[Stored items]
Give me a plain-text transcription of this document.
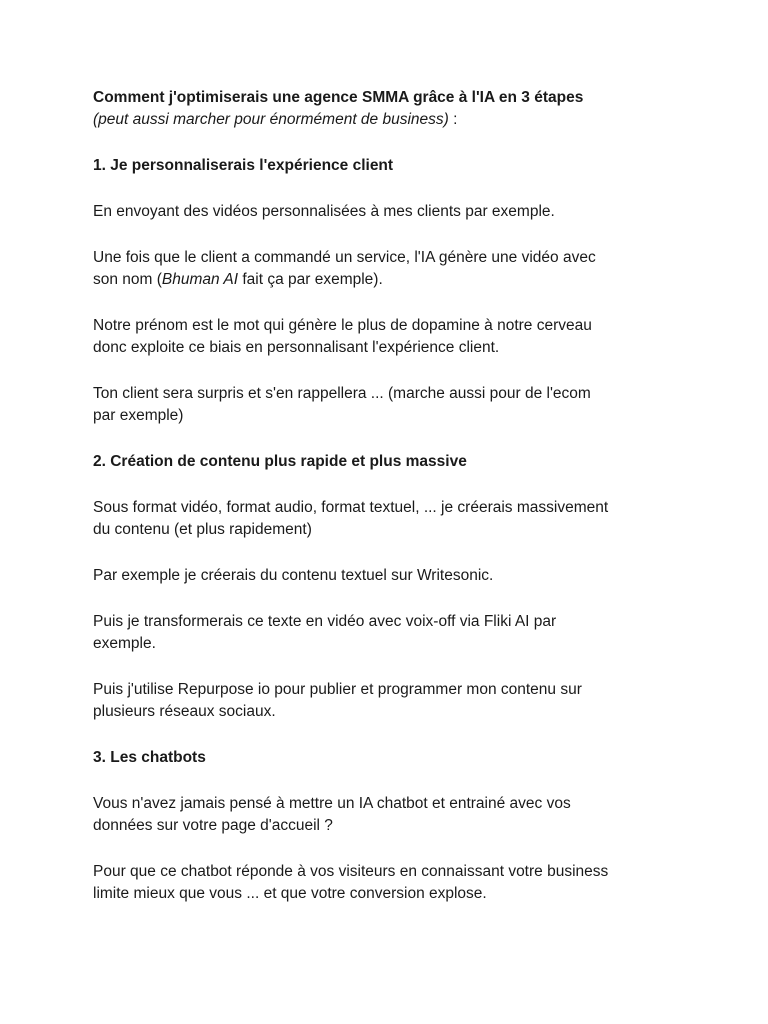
Comment j'optimiserais une agence SMMA grâce à l'IA en 3 étapes

(peut aussi marcher pour énormément de business) :

1. Je personnaliserais l'expérience client

En envoyant des vidéos personnalisées à mes clients par exemple.

Une fois que le client a commandé un service, l'IA génère une vidéo avec
son nom (Bhuman AI fait ça par exemple).

Notre prénom est le mot qui génère le plus de dopamine à notre cerveau
donc exploite ce biais en personnalisant l'expérience client.

Ton client sera surpris et s'en rappellera ... (marche aussi pour de l'ecom
par exemple)

2. Création de contenu plus rapide et plus massive

Sous format vidéo, format audio, format textuel, ... je créerais massivement
du contenu (et plus rapidement)

Par exemple je créerais du contenu textuel sur Writesonic.

Puis je transformerais ce texte en vidéo avec voix-off via Fliki AI par
exemple.

Puis j'utilise Repurpose io pour publier et programmer mon contenu sur
plusieurs réseaux sociaux.

3. Les chatbots

Vous n'avez jamais pensé à mettre un IA chatbot et entrainé avec vos
données sur votre page d'accueil ?

Pour que ce chatbot réponde à vos visiteurs en connaissant votre business
limite mieux que vous ... et que votre conversion explose.
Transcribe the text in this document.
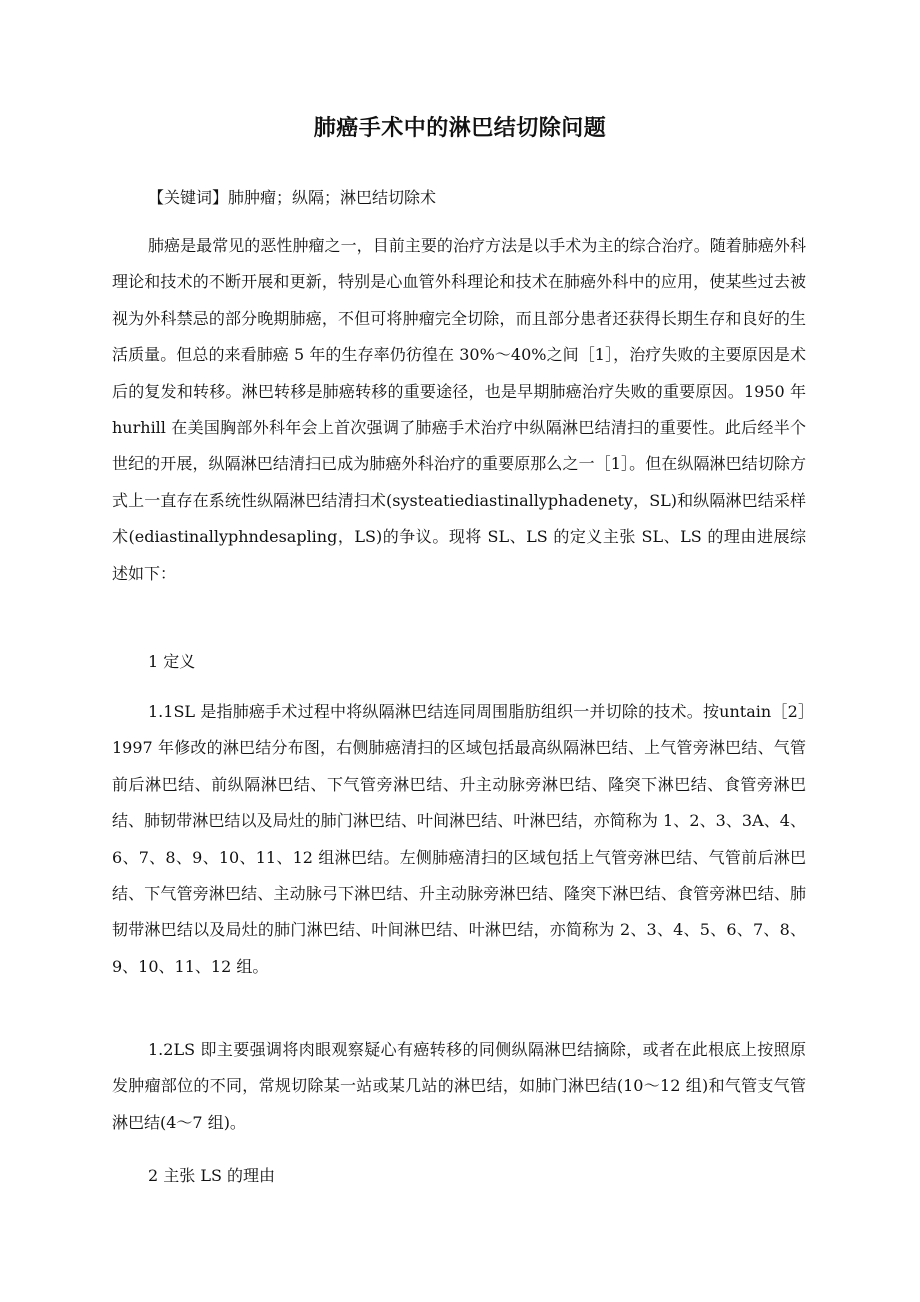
肺癌手术中的淋巴结切除问题
【关键词】肺肿瘤；纵隔；淋巴结切除术

肺癌是最常见的恶性肿瘤之一，目前主要的治疗方法是以手术为主的综合治疗。随着肺癌外科理论和技术的不断开展和更新，特别是心血管外科理论和技术在肺癌外科中的应用，使某些过去被视为外科禁忌的部分晚期肺癌，不但可将肿瘤完全切除，而且部分患者还获得长期生存和良好的生活质量。但总的来看肺癌 5 年的生存率仍彷徨在 30%～40%之间［1］，治疗失败的主要原因是术后的复发和转移。淋巴转移是肺癌转移的重要途径，也是早期肺癌治疗失败的重要原因。1950 年 hurhill 在美国胸部外科年会上首次强调了肺癌手术治疗中纵隔淋巴结清扫的重要性。此后经半个世纪的开展，纵隔淋巴结清扫已成为肺癌外科治疗的重要原那么之一［1］。但在纵隔淋巴结切除方式上一直存在系统性纵隔淋巴结清扫术(systeatiediastinallyphadenety，SL)和纵隔淋巴结采样术(ediastinallyphndesapling，LS)的争议。现将 SL、LS 的定义主张 SL、LS 的理由进展综述如下：

1 定义

1.1SL 是指肺癌手术过程中将纵隔淋巴结连同周围脂肪组织一并切除的技术。按untain［2］1997 年修改的淋巴结分布图，右侧肺癌清扫的区域包括最高纵隔淋巴结、上气管旁淋巴结、气管前后淋巴结、前纵隔淋巴结、下气管旁淋巴结、升主动脉旁淋巴结、隆突下淋巴结、食管旁淋巴结、肺韧带淋巴结以及局灶的肺门淋巴结、叶间淋巴结、叶淋巴结，亦简称为 1、2、3、3A、4、6、7、8、9、10、11、12 组淋巴结。左侧肺癌清扫的区域包括上气管旁淋巴结、气管前后淋巴结、下气管旁淋巴结、主动脉弓下淋巴结、升主动脉旁淋巴结、隆突下淋巴结、食管旁淋巴结、肺韧带淋巴结以及局灶的肺门淋巴结、叶间淋巴结、叶淋巴结，亦简称为 2、3、4、5、6、7、8、9、10、11、12 组。

1.2LS 即主要强调将肉眼观察疑心有癌转移的同侧纵隔淋巴结摘除，或者在此根底上按照原发肿瘤部位的不同，常规切除某一站或某几站的淋巴结，如肺门淋巴结(10～12 组)和气管支气管淋巴结(4～7 组)。

2 主张 LS 的理由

- **DIRECTIVE**
Using the listing above, work out how many of its lines include "this", and give only the result.

- **SOLUTION**
2